* Start *

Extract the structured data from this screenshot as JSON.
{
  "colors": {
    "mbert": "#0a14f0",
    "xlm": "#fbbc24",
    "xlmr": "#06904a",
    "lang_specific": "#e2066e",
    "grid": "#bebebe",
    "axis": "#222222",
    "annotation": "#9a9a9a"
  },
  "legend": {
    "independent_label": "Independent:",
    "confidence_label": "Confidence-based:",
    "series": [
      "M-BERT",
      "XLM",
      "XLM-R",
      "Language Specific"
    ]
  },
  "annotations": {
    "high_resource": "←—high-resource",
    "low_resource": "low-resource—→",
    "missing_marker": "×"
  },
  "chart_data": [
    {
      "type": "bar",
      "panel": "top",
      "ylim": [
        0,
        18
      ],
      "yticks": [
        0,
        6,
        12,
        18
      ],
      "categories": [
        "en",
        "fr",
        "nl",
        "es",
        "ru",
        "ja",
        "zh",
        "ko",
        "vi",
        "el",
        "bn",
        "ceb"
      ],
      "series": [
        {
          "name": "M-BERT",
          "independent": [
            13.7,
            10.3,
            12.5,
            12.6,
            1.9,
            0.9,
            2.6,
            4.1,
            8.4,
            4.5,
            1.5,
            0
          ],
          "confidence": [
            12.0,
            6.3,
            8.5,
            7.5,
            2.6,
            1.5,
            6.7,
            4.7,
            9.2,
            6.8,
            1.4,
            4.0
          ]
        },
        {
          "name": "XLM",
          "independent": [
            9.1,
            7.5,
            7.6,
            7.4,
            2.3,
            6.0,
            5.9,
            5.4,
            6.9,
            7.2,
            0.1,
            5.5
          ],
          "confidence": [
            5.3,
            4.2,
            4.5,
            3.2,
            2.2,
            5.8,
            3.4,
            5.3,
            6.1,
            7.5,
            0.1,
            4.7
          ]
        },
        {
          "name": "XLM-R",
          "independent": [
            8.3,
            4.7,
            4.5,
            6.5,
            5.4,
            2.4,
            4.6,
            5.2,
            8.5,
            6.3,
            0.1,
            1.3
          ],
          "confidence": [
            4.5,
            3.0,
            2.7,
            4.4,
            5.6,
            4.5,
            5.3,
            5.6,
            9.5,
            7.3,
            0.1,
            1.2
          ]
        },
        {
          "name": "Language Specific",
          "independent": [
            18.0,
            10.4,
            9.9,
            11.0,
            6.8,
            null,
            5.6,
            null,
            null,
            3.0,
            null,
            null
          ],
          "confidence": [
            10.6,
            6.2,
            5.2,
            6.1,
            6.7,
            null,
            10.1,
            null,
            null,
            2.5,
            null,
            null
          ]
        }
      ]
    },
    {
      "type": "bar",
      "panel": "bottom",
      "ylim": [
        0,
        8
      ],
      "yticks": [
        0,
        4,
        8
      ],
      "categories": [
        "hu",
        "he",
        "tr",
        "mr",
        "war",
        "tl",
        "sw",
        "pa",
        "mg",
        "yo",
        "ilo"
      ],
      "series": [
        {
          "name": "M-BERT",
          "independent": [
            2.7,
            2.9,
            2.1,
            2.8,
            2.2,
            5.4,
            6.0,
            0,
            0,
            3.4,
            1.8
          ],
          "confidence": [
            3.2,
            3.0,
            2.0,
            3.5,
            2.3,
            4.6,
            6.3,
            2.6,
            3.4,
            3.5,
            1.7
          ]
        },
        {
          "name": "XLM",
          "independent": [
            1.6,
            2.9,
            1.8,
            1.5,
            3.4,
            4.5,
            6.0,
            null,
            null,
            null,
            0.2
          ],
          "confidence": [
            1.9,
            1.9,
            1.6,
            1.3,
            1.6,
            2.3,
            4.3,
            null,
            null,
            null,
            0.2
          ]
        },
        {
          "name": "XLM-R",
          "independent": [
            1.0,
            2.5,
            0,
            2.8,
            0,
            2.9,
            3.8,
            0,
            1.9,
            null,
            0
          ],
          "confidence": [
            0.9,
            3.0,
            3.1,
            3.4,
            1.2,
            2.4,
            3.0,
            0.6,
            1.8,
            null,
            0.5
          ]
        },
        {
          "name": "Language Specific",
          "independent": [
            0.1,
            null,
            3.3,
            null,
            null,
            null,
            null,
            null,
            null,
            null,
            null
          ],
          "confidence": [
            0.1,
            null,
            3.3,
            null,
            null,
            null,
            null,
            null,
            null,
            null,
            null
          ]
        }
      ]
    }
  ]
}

* End *

● **To be done**: Take the entries above and copy them out exactly.

● **Answer for this exercise**:
Extract the structured data from this screenshot as JSON.
{
  "colors": {
    "mbert": "#0a14f0",
    "xlm": "#fbbc24",
    "xlmr": "#06904a",
    "lang_specific": "#e2066e",
    "grid": "#bebebe",
    "axis": "#222222",
    "annotation": "#9a9a9a"
  },
  "legend": {
    "independent_label": "Independent:",
    "confidence_label": "Confidence-based:",
    "series": [
      "M-BERT",
      "XLM",
      "XLM-R",
      "Language Specific"
    ]
  },
  "annotations": {
    "high_resource": "←—high-resource",
    "low_resource": "low-resource—→",
    "missing_marker": "×"
  },
  "chart_data": [
    {
      "type": "bar",
      "panel": "top",
      "ylim": [
        0,
        18
      ],
      "yticks": [
        0,
        6,
        12,
        18
      ],
      "categories": [
        "en",
        "fr",
        "nl",
        "es",
        "ru",
        "ja",
        "zh",
        "ko",
        "vi",
        "el",
        "bn",
        "ceb"
      ],
      "series": [
        {
          "name": "M-BERT",
          "independent": [
            13.7,
            10.3,
            12.5,
            12.6,
            1.9,
            0.9,
            2.6,
            4.1,
            8.4,
            4.5,
            1.5,
            0
          ],
          "confidence": [
            12.0,
            6.3,
            8.5,
            7.5,
            2.6,
            1.5,
            6.7,
            4.7,
            9.2,
            6.8,
            1.4,
            4.0
          ]
        },
        {
          "name": "XLM",
          "independent": [
            9.1,
            7.5,
            7.6,
            7.4,
            2.3,
            6.0,
            5.9,
            5.4,
            6.9,
            7.2,
            0.1,
            5.5
          ],
          "confidence": [
            5.3,
            4.2,
            4.5,
            3.2,
            2.2,
            5.8,
            3.4,
            5.3,
            6.1,
            7.5,
            0.1,
            4.7
          ]
        },
        {
          "name": "XLM-R",
          "independent": [
            8.3,
            4.7,
            4.5,
            6.5,
            5.4,
            2.4,
            4.6,
            5.2,
            8.5,
            6.3,
            0.1,
            1.3
          ],
          "confidence": [
            4.5,
            3.0,
            2.7,
            4.4,
            5.6,
            4.5,
            5.3,
            5.6,
            9.5,
            7.3,
            0.1,
            1.2
          ]
        },
        {
          "name": "Language Specific",
          "independent": [
            18.0,
            10.4,
            9.9,
            11.0,
            6.8,
            null,
            5.6,
            null,
            null,
            3.0,
            null,
            null
          ],
          "confidence": [
            10.6,
            6.2,
            5.2,
            6.1,
            6.7,
            null,
            10.1,
            null,
            null,
            2.5,
            null,
            null
          ]
        }
      ]
    },
    {
      "type": "bar",
      "panel": "bottom",
      "ylim": [
        0,
        8
      ],
      "yticks": [
        0,
        4,
        8
      ],
      "categories": [
        "hu",
        "he",
        "tr",
        "mr",
        "war",
        "tl",
        "sw",
        "pa",
        "mg",
        "yo",
        "ilo"
      ],
      "series": [
        {
          "name": "M-BERT",
          "independent": [
            2.7,
            2.9,
            2.1,
            2.8,
            2.2,
            5.4,
            6.0,
            0,
            0,
            3.4,
            1.8
          ],
          "confidence": [
            3.2,
            3.0,
            2.0,
            3.5,
            2.3,
            4.6,
            6.3,
            2.6,
            3.4,
            3.5,
            1.7
          ]
        },
        {
          "name": "XLM",
          "independent": [
            1.6,
            2.9,
            1.8,
            1.5,
            3.4,
            4.5,
            6.0,
            null,
            null,
            null,
            0.2
          ],
          "confidence": [
            1.9,
            1.9,
            1.6,
            1.3,
            1.6,
            2.3,
            4.3,
            null,
            null,
            null,
            0.2
          ]
        },
        {
          "name": "XLM-R",
          "independent": [
            1.0,
            2.5,
            0,
            2.8,
            0,
            2.9,
            3.8,
            0,
            1.9,
            null,
            0
          ],
          "confidence": [
            0.9,
            3.0,
            3.1,
            3.4,
            1.2,
            2.4,
            3.0,
            0.6,
            1.8,
            null,
            0.5
          ]
        },
        {
          "name": "Language Specific",
          "independent": [
            0.1,
            null,
            3.3,
            null,
            null,
            null,
            null,
            null,
            null,
            null,
            null
          ],
          "confidence": [
            0.1,
            null,
            3.3,
            null,
            null,
            null,
            null,
            null,
            null,
            null,
            null
          ]
        }
      ]
    }
  ]
}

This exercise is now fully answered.